[Records]
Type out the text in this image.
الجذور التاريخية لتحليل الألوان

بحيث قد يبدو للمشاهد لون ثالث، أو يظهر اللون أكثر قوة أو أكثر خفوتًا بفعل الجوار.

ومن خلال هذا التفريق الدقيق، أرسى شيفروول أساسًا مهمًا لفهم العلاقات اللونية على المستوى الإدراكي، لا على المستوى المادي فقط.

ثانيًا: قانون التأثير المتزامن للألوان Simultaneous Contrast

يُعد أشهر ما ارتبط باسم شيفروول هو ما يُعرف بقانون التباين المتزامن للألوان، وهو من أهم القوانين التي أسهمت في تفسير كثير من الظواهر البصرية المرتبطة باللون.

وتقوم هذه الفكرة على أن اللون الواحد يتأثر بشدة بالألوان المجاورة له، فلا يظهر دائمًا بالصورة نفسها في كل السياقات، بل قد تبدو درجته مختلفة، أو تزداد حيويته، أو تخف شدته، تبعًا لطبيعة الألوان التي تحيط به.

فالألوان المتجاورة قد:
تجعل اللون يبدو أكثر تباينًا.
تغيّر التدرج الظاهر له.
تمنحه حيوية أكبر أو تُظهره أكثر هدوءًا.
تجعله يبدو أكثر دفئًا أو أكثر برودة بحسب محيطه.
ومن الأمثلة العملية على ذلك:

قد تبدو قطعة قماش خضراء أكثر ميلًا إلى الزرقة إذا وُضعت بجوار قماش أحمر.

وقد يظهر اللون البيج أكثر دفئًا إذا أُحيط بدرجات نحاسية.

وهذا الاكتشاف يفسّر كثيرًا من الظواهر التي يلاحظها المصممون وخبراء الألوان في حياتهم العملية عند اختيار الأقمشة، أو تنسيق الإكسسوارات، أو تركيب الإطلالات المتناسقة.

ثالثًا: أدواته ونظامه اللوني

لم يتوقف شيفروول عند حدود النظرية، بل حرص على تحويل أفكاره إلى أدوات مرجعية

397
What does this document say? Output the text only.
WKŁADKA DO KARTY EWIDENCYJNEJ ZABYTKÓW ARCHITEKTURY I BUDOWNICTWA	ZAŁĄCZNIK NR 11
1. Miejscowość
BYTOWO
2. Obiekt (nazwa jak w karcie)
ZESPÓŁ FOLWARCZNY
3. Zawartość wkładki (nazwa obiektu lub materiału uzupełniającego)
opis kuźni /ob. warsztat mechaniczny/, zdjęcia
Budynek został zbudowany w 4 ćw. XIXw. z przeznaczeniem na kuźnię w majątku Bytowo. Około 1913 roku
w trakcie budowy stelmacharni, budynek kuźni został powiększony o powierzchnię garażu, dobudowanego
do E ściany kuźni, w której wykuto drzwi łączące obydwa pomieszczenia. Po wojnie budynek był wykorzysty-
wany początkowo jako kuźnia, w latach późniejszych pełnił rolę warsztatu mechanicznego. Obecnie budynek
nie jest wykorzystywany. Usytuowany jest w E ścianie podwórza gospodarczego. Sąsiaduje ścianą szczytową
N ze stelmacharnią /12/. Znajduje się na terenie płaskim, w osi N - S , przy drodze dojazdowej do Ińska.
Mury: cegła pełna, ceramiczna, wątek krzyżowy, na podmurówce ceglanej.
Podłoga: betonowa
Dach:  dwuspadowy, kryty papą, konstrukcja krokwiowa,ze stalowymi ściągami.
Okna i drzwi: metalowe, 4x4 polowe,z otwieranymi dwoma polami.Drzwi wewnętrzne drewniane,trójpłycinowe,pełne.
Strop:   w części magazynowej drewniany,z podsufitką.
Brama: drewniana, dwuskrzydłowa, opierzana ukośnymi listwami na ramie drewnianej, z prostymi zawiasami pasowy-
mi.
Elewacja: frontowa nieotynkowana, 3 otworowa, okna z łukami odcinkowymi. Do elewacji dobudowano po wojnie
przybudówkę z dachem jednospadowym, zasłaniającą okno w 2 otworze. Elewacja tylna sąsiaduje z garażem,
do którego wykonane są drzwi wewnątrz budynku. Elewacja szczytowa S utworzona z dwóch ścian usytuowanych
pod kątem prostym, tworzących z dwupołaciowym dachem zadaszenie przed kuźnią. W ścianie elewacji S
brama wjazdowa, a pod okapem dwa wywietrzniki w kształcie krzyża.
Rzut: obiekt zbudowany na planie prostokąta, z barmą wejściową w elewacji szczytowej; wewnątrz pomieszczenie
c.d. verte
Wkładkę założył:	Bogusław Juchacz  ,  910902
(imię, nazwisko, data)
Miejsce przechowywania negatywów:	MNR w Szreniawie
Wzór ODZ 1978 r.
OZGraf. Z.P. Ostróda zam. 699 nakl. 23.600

GIVEN EXERCISE: Exactly as written above, please repeat the entries.

RESPONSE:
Type out the text in this image.
الجذور التاريخية لتحليل الألوان

بحيث قد يبدو للمشاهد لون ثالث، أو يظهر اللون أكثر قوة أو أكثر خفوتًا بفعل الجوار.

ومن خلال هذا التفريق الدقيق، أرسى شيفروول أساسًا مهمًا لفهم العلاقات اللونية على المستوى الإدراكي، لا على المستوى المادي فقط.

ثانيًا: قانون التأثير المتزامن للألوان Simultaneous Contrast

يُعد أشهر ما ارتبط باسم شيفروول هو ما يُعرف بقانون التباين المتزامن للألوان، وهو من أهم القوانين التي أسهمت في تفسير كثير من الظواهر البصرية المرتبطة باللون.

وتقوم هذه الفكرة على أن اللون الواحد يتأثر بشدة بالألوان المجاورة له، فلا يظهر دائمًا بالصورة نفسها في كل السياقات، بل قد تبدو درجته مختلفة، أو تزداد حيويته، أو تخف شدته، تبعًا لطبيعة الألوان التي تحيط به.

فالألوان المتجاورة قد:
تجعل اللون يبدو أكثر تباينًا.
تغيّر التدرج الظاهر له.
تمنحه حيوية أكبر أو تُظهره أكثر هدوءًا.
تجعله يبدو أكثر دفئًا أو أكثر برودة بحسب محيطه.
ومن الأمثلة العملية على ذلك:

قد تبدو قطعة قماش خضراء أكثر ميلًا إلى الزرقة إذا وُضعت بجوار قماش أحمر.

وقد يظهر اللون البيج أكثر دفئًا إذا أُحيط بدرجات نحاسية.

وهذا الاكتشاف يفسّر كثيرًا من الظواهر التي يلاحظها المصممون وخبراء الألوان في حياتهم العملية عند اختيار الأقمشة، أو تنسيق الإكسسوارات، أو تركيب الإطلالات المتناسقة.

ثالثًا: أدواته ونظامه اللوني

لم يتوقف شيفروول عند حدود النظرية، بل حرص على تحويل أفكاره إلى أدوات مرجعية

397
What does this document say? Output the text only.
WKŁADKA DO KARTY EWIDENCYJNEJ ZABYTKÓW ARCHITEKTURY I BUDOWNICTWA	ZAŁĄCZNIK NR 11
1. Miejscowość
BYTOWO
2. Obiekt (nazwa jak w karcie)
ZESPÓŁ FOLWARCZNY
3. Zawartość wkładki (nazwa obiektu lub materiału uzupełniającego)
opis kuźni /ob. warsztat mechaniczny/, zdjęcia
Budynek został zbudowany w 4 ćw. XIXw. z przeznaczeniem na kuźnię w majątku Bytowo. Około 1913 roku
w trakcie budowy stelmacharni, budynek kuźni został powiększony o powierzchnię garażu, dobudowanego
do E ściany kuźni, w której wykuto drzwi łączące obydwa pomieszczenia. Po wojnie budynek był wykorzysty-
wany początkowo jako kuźnia, w latach późniejszych pełnił rolę warsztatu mechanicznego. Obecnie budynek
nie jest wykorzystywany. Usytuowany jest w E ścianie podwórza gospodarczego. Sąsiaduje ścianą szczytową
N ze stelmacharnią /12/. Znajduje się na terenie płaskim, w osi N - S , przy drodze dojazdowej do Ińska.
Mury: cegła pełna, ceramiczna, wątek krzyżowy, na podmurówce ceglanej.
Podłoga: betonowa
Dach:  dwuspadowy, kryty papą, konstrukcja krokwiowa,ze stalowymi ściągami.
Okna i drzwi: metalowe, 4x4 polowe,z otwieranymi dwoma polami.Drzwi wewnętrzne drewniane,trójpłycinowe,pełne.
Strop:   w części magazynowej drewniany,z podsufitką.
Brama: drewniana, dwuskrzydłowa, opierzana ukośnymi listwami na ramie drewnianej, z prostymi zawiasami pasowy-
mi.
Elewacja: frontowa nieotynkowana, 3 otworowa, okna z łukami odcinkowymi. Do elewacji dobudowano po wojnie
przybudówkę z dachem jednospadowym, zasłaniającą okno w 2 otworze. Elewacja tylna sąsiaduje z garażem,
do którego wykonane są drzwi wewnątrz budynku. Elewacja szczytowa S utworzona z dwóch ścian usytuowanych
pod kątem prostym, tworzących z dwupołaciowym dachem zadaszenie przed kuźnią. W ścianie elewacji S
brama wjazdowa, a pod okapem dwa wywietrzniki w kształcie krzyża.
Rzut: obiekt zbudowany na planie prostokąta, z barmą wejściową w elewacji szczytowej; wewnątrz pomieszczenie
c.d. verte
Wkładkę założył:	Bogusław Juchacz  ,  910902
(imię, nazwisko, data)
Miejsce przechowywania negatywów:	MNR w Szreniawie
Wzór ODZ 1978 r.
OZGraf. Z.P. Ostróda zam. 699 nakl. 23.600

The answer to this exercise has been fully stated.